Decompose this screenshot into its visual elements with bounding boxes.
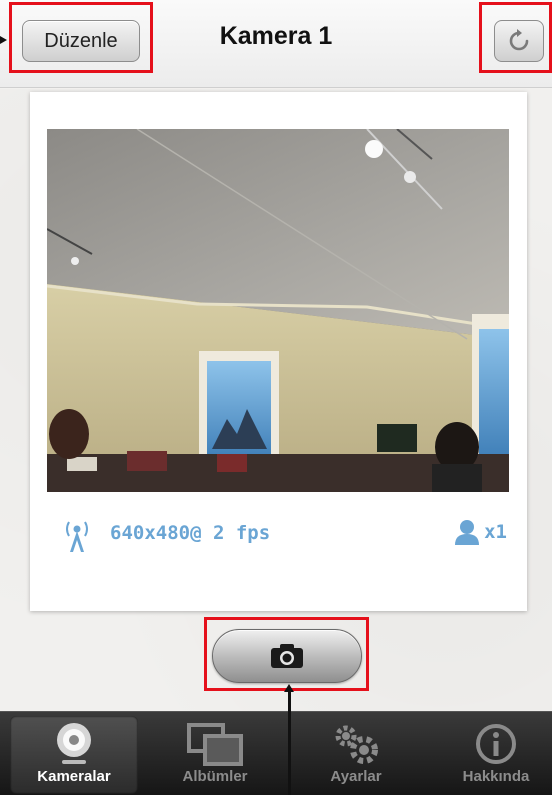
viewer-count-label: x1 (484, 521, 507, 543)
tab-label: Hakkında (462, 768, 530, 785)
viewer-count: x1 (454, 518, 507, 546)
tab-label: Albümler (182, 768, 248, 785)
navigation-bar: Düzenle Kamera 1 (0, 0, 552, 88)
photos-icon (187, 723, 243, 766)
tab-kameralar[interactable]: Kameralar (10, 716, 138, 794)
info-icon (476, 724, 516, 764)
annotation-arrow (0, 36, 7, 44)
tab-bar: Kameralar Albümler Ayarlar Hakkında (0, 711, 552, 795)
camera-card: 640x480@ 2 fps x1 (30, 92, 527, 611)
tab-hakkinda[interactable]: Hakkında (432, 716, 552, 794)
annotation-arrow-head (284, 684, 294, 692)
camera-feed-image[interactable] (47, 129, 509, 492)
refresh-button[interactable] (494, 20, 544, 62)
tab-label: Ayarlar (330, 768, 382, 785)
person-icon (455, 520, 480, 545)
camera-icon (271, 644, 303, 668)
refresh-icon (509, 29, 529, 51)
antenna-icon (66, 521, 88, 552)
snapshot-button[interactable] (212, 629, 362, 683)
resolution-label: 640x480@ 2 fps (110, 522, 271, 544)
tab-label: Kameralar (37, 768, 111, 785)
stream-info-row: 640x480@ 2 fps x1 (30, 516, 527, 556)
tab-ayarlar[interactable]: Ayarlar (292, 716, 420, 794)
annotation-arrow (288, 688, 291, 795)
gears-icon (335, 725, 378, 764)
tab-albumler[interactable]: Albümler (151, 716, 279, 794)
webcam-icon (57, 723, 91, 764)
page-title: Kamera 1 (219, 22, 333, 50)
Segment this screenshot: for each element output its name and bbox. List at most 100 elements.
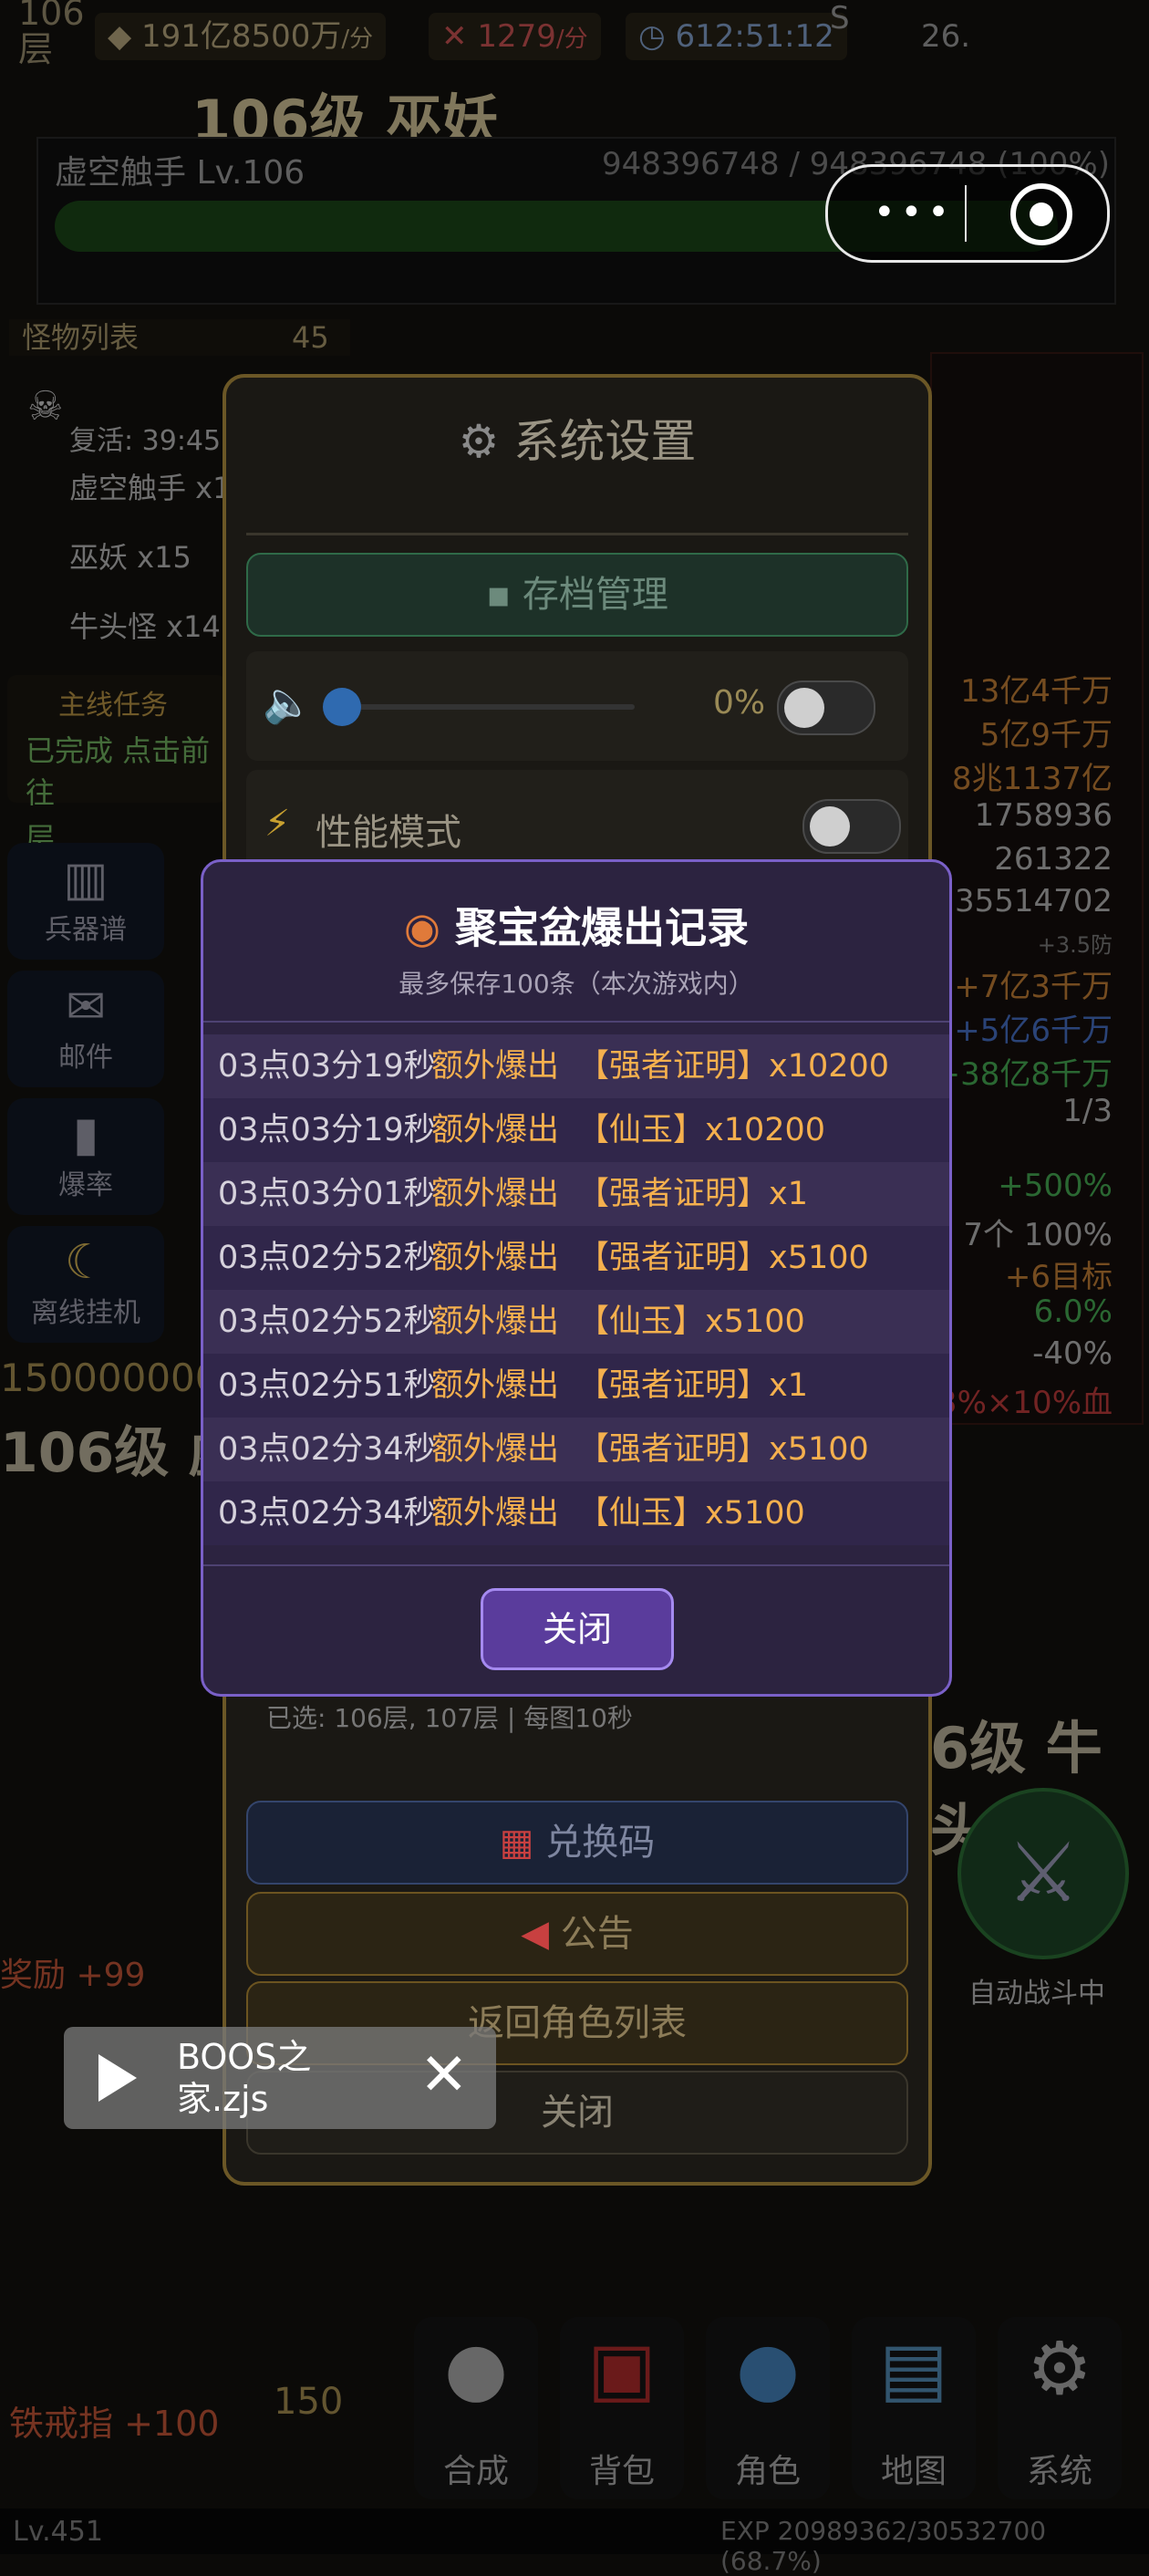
notice-button[interactable]: ◀ 公告 bbox=[246, 1892, 908, 1976]
settings-divider bbox=[246, 533, 908, 535]
main-quest-panel[interactable]: 主线任务 已完成 点击前往 层 bbox=[7, 675, 226, 856]
floating-video-window[interactable]: BOOS之家.zjs ✕ bbox=[64, 2027, 496, 2129]
stat-value: 1758936 bbox=[974, 797, 1113, 834]
clock-icon: ◷ bbox=[638, 18, 666, 55]
settings-close-label: 关闭 bbox=[541, 2092, 614, 2134]
stat-small: +3.5防 bbox=[1037, 932, 1113, 958]
record-item: 【强者证明】x1 bbox=[577, 1367, 808, 1404]
record-kind: 额外爆出 bbox=[431, 1495, 560, 1532]
record-kind: 额外爆出 bbox=[431, 1367, 560, 1404]
gear-icon: ⚙ bbox=[458, 415, 500, 468]
stat-value: 5亿9千万 bbox=[979, 717, 1113, 753]
save-management-button[interactable]: ▪ 存档管理 bbox=[246, 553, 908, 637]
person-icon: ● bbox=[736, 2326, 800, 2411]
top-right-value: 26. bbox=[921, 18, 971, 55]
volume-row: 🔈 0% bbox=[246, 651, 908, 761]
exit-target-icon[interactable] bbox=[1010, 183, 1072, 245]
capsule-divider bbox=[965, 185, 967, 242]
offline-idle-button[interactable]: ☾ 离线挂机 bbox=[7, 1226, 164, 1343]
buff-value: -40% bbox=[1032, 1335, 1113, 1372]
quest-label: 主线任务 bbox=[58, 690, 168, 722]
record-time: 03点03分01秒 bbox=[218, 1176, 436, 1212]
settings-title-text: 系统设置 bbox=[513, 415, 697, 468]
dialog-title: ◉ 聚宝盆爆出记录 bbox=[203, 895, 949, 955]
record-item: 【强者证明】x5100 bbox=[577, 1431, 869, 1468]
floor-indicator: 106 层 bbox=[18, 0, 85, 68]
miniprogram-capsule[interactable]: ••• bbox=[825, 164, 1110, 263]
lightning-icon: ⚡ bbox=[264, 803, 291, 845]
monster-list-header[interactable]: 怪物列表 45 bbox=[9, 319, 350, 356]
floppy-disk-icon: ▪ bbox=[486, 574, 512, 616]
bar-chart-icon: ▮ bbox=[72, 1107, 99, 1162]
record-item: 【强者证明】x5100 bbox=[577, 1240, 869, 1276]
save-management-label: 存档管理 bbox=[522, 574, 668, 616]
more-icon[interactable]: ••• bbox=[874, 192, 955, 234]
monster-list-label: 怪物列表 bbox=[22, 320, 140, 355]
floor-unit: 层 bbox=[18, 29, 54, 69]
play-icon[interactable] bbox=[98, 2054, 137, 2102]
record-kind: 额外爆出 bbox=[431, 1431, 560, 1468]
nav-label: 背包 bbox=[588, 2453, 655, 2490]
page-indicator: 1/3 bbox=[1062, 1093, 1113, 1129]
nav-label: 系统 bbox=[1026, 2453, 1092, 2490]
gain-value: +38亿8千万 bbox=[934, 1056, 1113, 1093]
nav-label: 角色 bbox=[734, 2453, 801, 2490]
record-row: 03点02分52秒 额外爆出 【仙玉】x5100 bbox=[203, 1290, 949, 1354]
mail-label: 邮件 bbox=[58, 1042, 113, 1074]
megaphone-icon: ◀ bbox=[521, 1913, 550, 1955]
nav-synthesize-button[interactable]: ● 合成 bbox=[414, 2317, 538, 2499]
redeem-code-button[interactable]: ▦ 兑换码 bbox=[246, 1801, 908, 1885]
dialog-divider bbox=[203, 1564, 949, 1566]
drop-rate-button[interactable]: ▮ 爆率 bbox=[7, 1098, 164, 1215]
crystal-ball-icon: ● bbox=[444, 2326, 508, 2411]
gold-total: 150000000 bbox=[0, 1356, 220, 1400]
nav-map-button[interactable]: ▤ 地图 bbox=[852, 2317, 976, 2499]
volume-slider[interactable] bbox=[334, 704, 635, 710]
gear-icon: ⚙ bbox=[1027, 2326, 1092, 2411]
offline-idle-label: 离线挂机 bbox=[31, 1297, 140, 1329]
record-kind: 额外爆出 bbox=[431, 1048, 560, 1085]
nav-system-button[interactable]: ⚙ 系统 bbox=[998, 2317, 1122, 2499]
volume-toggle[interactable] bbox=[777, 680, 875, 735]
auto-battle-button[interactable]: ⚔ bbox=[958, 1788, 1129, 1959]
mail-button[interactable]: ✉ 邮件 bbox=[7, 971, 164, 1087]
record-item: 【强者证明】x10200 bbox=[577, 1048, 890, 1085]
dialog-subtitle: 最多保存100条（本次游戏内） bbox=[399, 969, 754, 999]
record-kind: 额外爆出 bbox=[431, 1304, 560, 1340]
volume-value: 0% bbox=[713, 684, 766, 722]
back-to-character-list-label: 返回角色列表 bbox=[468, 2002, 687, 2044]
dialog-close-button[interactable]: 关闭 bbox=[481, 1588, 674, 1670]
record-row: 03点03分19秒 额外爆出 【仙玉】x10200 bbox=[203, 1098, 949, 1162]
exp-text: EXP 20989362/30532700 (68.7%) bbox=[720, 2516, 1047, 2576]
stat-value: 13亿4千万 bbox=[960, 673, 1113, 710]
nav-character-button[interactable]: ● 角色 bbox=[706, 2317, 830, 2499]
map-icon: ▤ bbox=[879, 2326, 948, 2411]
record-kind: 额外爆出 bbox=[431, 1112, 560, 1148]
gold-icon: ◆ bbox=[108, 18, 132, 55]
gain-value: +5亿6千万 bbox=[954, 1013, 1113, 1049]
gold-rate-value: 191亿8500万 bbox=[140, 18, 342, 55]
skull-icon: ☠ bbox=[27, 383, 64, 430]
record-time: 03点02分52秒 bbox=[218, 1304, 436, 1340]
nav-bag-button[interactable]: ▣ 背包 bbox=[560, 2317, 684, 2499]
close-icon[interactable]: ✕ bbox=[419, 2043, 469, 2107]
performance-mode-label: 性能模式 bbox=[316, 812, 461, 854]
buff-value: 7个 100% bbox=[963, 1217, 1113, 1253]
buff-value: +500% bbox=[998, 1168, 1113, 1204]
moon-icon: ☾ bbox=[64, 1235, 108, 1290]
player-level: Lv.451 bbox=[13, 2516, 103, 2548]
quest-text: 已完成 点击前往 bbox=[26, 733, 211, 810]
record-time: 03点02分34秒 bbox=[218, 1495, 436, 1532]
volume-slider-thumb[interactable] bbox=[323, 688, 361, 726]
auto-battle-label: 自动战斗中 bbox=[968, 1978, 1105, 2010]
gift-icon: ▦ bbox=[499, 1822, 534, 1864]
weapon-book-button[interactable]: ▥ 兵器谱 bbox=[7, 843, 164, 960]
drop-rate-label: 爆率 bbox=[58, 1169, 113, 1201]
record-row: 03点02分52秒 额外爆出 【强者证明】x5100 bbox=[203, 1226, 949, 1290]
stat-value: 261322 bbox=[994, 841, 1113, 878]
speaker-icon[interactable]: 🔈 bbox=[263, 679, 313, 726]
performance-mode-toggle[interactable] bbox=[802, 799, 901, 854]
record-row: 03点02分34秒 额外爆出 【仙玉】x5100 bbox=[203, 1481, 949, 1545]
buff-value: 6.0% bbox=[1033, 1293, 1113, 1330]
exp-bar: Lv.451 EXP 20989362/30532700 (68.7%) bbox=[0, 2508, 1149, 2576]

◇ ◇ ◇ ◇

**Prompt**
Repeat the rows word for word, from the line with "viewer-count-label: x1 (484, 521, 507, 543)" to the line with "tab-label: Ayarlar (330, 768, 382, 785)".

**The result**
viewer-count-label: x1 (484, 521, 507, 543)
tab-label: Hakkında (462, 768, 530, 785)
viewer-count: x1 (454, 518, 507, 546)
tab-label: Albümler (182, 768, 248, 785)
navigation-bar: Düzenle Kamera 1 (0, 0, 552, 88)
photos-icon (187, 723, 243, 766)
tab-kameralar[interactable]: Kameralar (10, 716, 138, 794)
info-icon (476, 724, 516, 764)
annotation-arrow (0, 36, 7, 44)
tab-bar: Kameralar Albümler Ayarlar Hakkında (0, 711, 552, 795)
camera-card: 640x480@ 2 fps x1 (30, 92, 527, 611)
tab-hakkinda[interactable]: Hakkında (432, 716, 552, 794)
annotation-arrow-head (284, 684, 294, 692)
camera-feed-image[interactable] (47, 129, 509, 492)
refresh-button[interactable] (494, 20, 544, 62)
tab-label: Ayarlar (330, 768, 382, 785)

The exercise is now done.